Dataset excerpt:
## Start

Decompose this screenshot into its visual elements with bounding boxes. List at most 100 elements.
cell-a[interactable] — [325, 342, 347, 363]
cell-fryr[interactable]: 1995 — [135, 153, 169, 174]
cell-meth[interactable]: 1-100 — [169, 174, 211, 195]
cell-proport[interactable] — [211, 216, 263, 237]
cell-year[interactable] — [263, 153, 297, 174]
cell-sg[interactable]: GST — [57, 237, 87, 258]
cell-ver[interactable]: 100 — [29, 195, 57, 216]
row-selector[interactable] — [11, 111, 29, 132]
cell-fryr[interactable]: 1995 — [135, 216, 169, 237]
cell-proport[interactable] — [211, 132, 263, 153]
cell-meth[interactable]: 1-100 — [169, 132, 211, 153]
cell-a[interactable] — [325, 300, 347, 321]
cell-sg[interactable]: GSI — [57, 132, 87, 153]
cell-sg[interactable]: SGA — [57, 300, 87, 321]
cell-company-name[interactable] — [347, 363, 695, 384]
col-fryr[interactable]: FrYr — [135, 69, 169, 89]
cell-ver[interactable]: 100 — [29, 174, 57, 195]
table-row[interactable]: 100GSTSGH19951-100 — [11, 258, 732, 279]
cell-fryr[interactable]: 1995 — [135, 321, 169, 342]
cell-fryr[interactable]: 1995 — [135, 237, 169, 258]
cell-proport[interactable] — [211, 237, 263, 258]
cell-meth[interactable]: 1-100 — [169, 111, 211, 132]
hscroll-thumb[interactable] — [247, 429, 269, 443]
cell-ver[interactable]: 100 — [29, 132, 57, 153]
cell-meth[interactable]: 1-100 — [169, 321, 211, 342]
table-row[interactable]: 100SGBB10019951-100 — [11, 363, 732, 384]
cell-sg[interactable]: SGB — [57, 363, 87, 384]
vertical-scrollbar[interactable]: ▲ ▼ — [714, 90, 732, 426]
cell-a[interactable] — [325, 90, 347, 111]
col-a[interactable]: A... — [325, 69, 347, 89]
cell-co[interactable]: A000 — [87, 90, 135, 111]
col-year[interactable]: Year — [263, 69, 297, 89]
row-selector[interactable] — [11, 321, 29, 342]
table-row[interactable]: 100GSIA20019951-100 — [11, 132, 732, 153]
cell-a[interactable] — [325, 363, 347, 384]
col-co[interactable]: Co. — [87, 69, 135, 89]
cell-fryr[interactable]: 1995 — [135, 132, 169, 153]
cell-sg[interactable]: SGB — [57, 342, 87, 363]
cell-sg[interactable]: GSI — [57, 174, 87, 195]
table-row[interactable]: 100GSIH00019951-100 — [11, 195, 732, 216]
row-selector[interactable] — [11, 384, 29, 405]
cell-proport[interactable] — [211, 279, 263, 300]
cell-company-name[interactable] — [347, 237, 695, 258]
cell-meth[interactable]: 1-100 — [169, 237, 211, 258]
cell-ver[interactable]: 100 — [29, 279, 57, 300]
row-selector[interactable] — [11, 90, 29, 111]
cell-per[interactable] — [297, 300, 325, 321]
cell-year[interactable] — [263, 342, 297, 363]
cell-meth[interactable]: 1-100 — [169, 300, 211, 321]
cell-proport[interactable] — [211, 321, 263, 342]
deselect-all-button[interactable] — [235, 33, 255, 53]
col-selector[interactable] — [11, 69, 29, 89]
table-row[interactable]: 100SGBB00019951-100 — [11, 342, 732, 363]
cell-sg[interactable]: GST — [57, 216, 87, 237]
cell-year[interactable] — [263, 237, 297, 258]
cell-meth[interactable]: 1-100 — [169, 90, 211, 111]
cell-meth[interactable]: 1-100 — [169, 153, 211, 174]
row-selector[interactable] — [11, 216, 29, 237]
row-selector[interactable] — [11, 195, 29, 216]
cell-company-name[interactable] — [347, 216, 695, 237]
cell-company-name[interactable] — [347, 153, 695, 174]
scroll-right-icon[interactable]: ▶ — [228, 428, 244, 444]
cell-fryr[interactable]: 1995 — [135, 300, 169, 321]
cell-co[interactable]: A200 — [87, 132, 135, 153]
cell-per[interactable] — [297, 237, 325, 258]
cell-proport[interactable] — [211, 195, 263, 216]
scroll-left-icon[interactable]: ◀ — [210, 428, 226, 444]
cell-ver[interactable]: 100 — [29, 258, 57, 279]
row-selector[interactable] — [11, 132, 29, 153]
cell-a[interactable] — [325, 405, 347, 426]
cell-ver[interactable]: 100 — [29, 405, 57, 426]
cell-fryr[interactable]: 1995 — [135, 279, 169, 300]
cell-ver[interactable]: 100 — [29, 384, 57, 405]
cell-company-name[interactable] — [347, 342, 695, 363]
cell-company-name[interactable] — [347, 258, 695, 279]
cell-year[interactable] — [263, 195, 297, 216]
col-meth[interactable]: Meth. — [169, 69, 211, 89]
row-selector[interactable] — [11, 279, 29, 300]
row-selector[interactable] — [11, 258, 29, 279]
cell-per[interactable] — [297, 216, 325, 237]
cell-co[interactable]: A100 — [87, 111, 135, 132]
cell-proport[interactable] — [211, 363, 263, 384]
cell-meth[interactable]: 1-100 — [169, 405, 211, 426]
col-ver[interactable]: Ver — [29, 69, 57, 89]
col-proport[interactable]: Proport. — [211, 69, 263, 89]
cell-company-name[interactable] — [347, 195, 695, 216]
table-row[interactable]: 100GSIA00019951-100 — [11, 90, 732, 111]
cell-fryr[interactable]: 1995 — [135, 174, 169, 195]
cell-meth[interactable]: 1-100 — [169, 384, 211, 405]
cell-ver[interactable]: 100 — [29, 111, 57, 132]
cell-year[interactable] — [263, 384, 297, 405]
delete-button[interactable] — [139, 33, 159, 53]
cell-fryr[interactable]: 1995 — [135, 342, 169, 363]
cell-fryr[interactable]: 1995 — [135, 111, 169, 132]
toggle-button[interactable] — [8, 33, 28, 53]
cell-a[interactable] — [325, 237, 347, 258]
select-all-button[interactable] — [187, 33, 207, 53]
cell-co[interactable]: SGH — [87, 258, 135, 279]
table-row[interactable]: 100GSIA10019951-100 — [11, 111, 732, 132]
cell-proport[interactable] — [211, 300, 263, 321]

## End

• _REQUEST_
Return the lines of the listing from its first line through the line containing "cell-sg[interactable]: GST — [57, 237, 87, 258]", keeping each one unchanged.

• _WRITTEN SOLUTION_
Decompose this screenshot into its visual elements with bounding boxes. List at most 100 elements.
cell-a[interactable] — [325, 342, 347, 363]
cell-fryr[interactable]: 1995 — [135, 153, 169, 174]
cell-meth[interactable]: 1-100 — [169, 174, 211, 195]
cell-proport[interactable] — [211, 216, 263, 237]
cell-year[interactable] — [263, 153, 297, 174]
cell-sg[interactable]: GST — [57, 237, 87, 258]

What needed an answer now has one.